» **Provided data**
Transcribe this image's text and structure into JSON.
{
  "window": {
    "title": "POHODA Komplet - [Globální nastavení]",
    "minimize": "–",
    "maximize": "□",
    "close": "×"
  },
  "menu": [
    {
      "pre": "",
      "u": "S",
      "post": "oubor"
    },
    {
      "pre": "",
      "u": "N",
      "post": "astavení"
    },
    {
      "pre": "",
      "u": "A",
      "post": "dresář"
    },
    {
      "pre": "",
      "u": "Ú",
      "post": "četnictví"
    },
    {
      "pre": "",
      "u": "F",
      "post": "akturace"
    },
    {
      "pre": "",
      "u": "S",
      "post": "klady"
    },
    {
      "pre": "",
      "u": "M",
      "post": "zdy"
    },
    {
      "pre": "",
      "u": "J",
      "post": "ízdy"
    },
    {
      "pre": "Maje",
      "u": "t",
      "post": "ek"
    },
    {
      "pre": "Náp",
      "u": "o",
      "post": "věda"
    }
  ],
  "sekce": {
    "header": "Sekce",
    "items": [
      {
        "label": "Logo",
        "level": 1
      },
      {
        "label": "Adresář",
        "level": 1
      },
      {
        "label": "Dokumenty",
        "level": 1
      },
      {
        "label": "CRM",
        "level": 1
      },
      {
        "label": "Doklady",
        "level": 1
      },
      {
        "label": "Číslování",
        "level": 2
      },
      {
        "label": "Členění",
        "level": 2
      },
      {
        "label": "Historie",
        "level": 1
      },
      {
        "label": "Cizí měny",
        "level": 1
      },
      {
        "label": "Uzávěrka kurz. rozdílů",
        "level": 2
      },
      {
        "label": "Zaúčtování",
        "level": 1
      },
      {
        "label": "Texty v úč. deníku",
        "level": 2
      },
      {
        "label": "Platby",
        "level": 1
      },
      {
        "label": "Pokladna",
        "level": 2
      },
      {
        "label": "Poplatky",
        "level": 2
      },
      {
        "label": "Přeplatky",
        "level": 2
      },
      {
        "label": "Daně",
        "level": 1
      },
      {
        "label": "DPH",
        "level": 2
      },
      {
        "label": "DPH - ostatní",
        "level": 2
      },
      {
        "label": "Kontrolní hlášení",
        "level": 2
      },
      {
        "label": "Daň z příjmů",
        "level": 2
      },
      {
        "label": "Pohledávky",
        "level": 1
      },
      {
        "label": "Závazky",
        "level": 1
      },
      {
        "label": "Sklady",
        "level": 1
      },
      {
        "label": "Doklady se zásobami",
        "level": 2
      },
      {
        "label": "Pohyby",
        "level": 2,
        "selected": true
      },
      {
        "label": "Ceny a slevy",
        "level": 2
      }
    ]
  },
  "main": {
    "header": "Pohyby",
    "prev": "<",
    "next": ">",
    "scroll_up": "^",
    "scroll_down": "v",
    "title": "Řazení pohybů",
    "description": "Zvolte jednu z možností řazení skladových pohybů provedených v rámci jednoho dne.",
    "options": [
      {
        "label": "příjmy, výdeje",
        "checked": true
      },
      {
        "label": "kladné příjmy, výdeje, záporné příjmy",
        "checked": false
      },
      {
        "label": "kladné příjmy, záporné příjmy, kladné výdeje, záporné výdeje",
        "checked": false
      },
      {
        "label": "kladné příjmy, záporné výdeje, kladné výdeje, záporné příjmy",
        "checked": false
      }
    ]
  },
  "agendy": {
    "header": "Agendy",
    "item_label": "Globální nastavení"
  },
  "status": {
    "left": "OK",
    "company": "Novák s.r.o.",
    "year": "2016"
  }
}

» **Exercise goal**
Among the entries above, identify all lines with "post" and copy them.

» **Result of the exercise**
      "post": "oubor"
      "post": "astavení"
      "post": "dresář"
      "post": "četnictví"
      "post": "akturace"
      "post": "klady"
      "post": "zdy"
      "post": "ízdy"
      "post": "ek"
      "post": "věda"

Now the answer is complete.